EXERCISE DIRECTIONS:
Copy all of the material word for word, except for the pictures.

DATA SUPPLIED:
________________

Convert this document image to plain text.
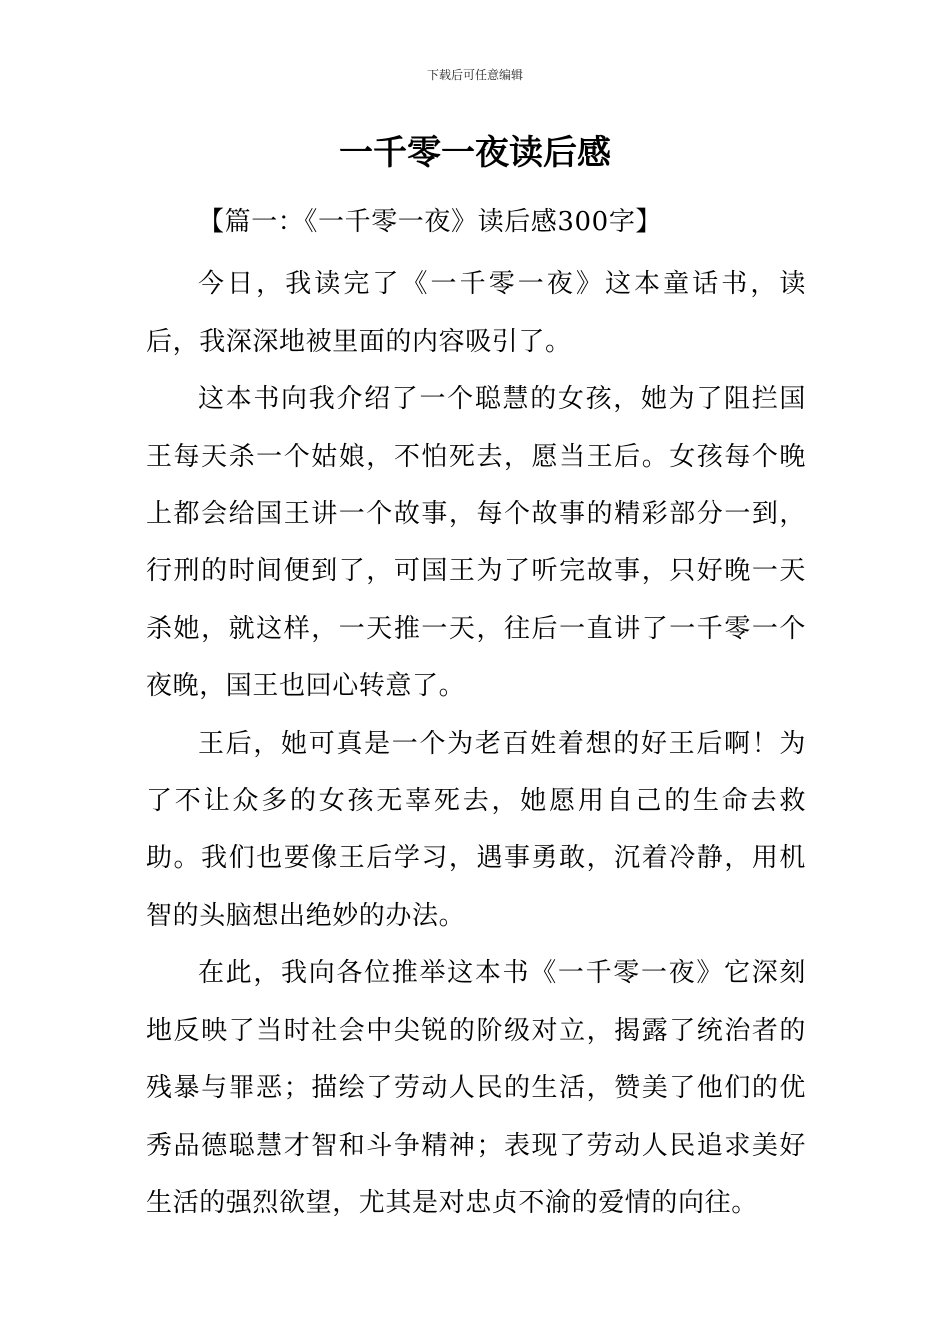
下载后可任意编辑
一千零一夜读后感

【篇一：《一千零一夜》读后感300字】

今日，我读完了《一千零一夜》这本童话书，读后，我深深地被里面的内容吸引了。

这本书向我介绍了一个聪慧的女孩，她为了阻拦国王每天杀一个姑娘，不怕死去，愿当王后。女孩每个晚上都会给国王讲一个故事，每个故事的精彩部分一到，行刑的时间便到了，可国王为了听完故事，只好晚一天杀她，就这样，一天推一天，往后一直讲了一千零一个夜晚，国王也回心转意了。

王后，她可真是一个为老百姓着想的好王后啊！为了不让众多的女孩无辜死去，她愿用自己的生命去救助。我们也要像王后学习，遇事勇敢，沉着冷静，用机智的头脑想出绝妙的办法。

在此，我向各位推举这本书《一千零一夜》它深刻地反映了当时社会中尖锐的阶级对立，揭露了统治者的残暴与罪恶；描绘了劳动人民的生活，赞美了他们的优秀品德聪慧才智和斗争精神；表现了劳动人民追求美好生活的强烈欲望，尤其是对忠贞不渝的爱情的向往。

________________

OUTPUT OF THE TASK:
Convert this document image to plain text.
下载后可任意编辑
一千零一夜读后感

【篇一：《一千零一夜》读后感300字】

今日，我读完了《一千零一夜》这本童话书，读后，我深深地被里面的内容吸引了。

这本书向我介绍了一个聪慧的女孩，她为了阻拦国王每天杀一个姑娘，不怕死去，愿当王后。女孩每个晚上都会给国王讲一个故事，每个故事的精彩部分一到，行刑的时间便到了，可国王为了听完故事，只好晚一天杀她，就这样，一天推一天，往后一直讲了一千零一个夜晚，国王也回心转意了。

王后，她可真是一个为老百姓着想的好王后啊！为了不让众多的女孩无辜死去，她愿用自己的生命去救助。我们也要像王后学习，遇事勇敢，沉着冷静，用机智的头脑想出绝妙的办法。

在此，我向各位推举这本书《一千零一夜》它深刻地反映了当时社会中尖锐的阶级对立，揭露了统治者的残暴与罪恶；描绘了劳动人民的生活，赞美了他们的优秀品德聪慧才智和斗争精神；表现了劳动人民追求美好生活的强烈欲望，尤其是对忠贞不渝的爱情的向往。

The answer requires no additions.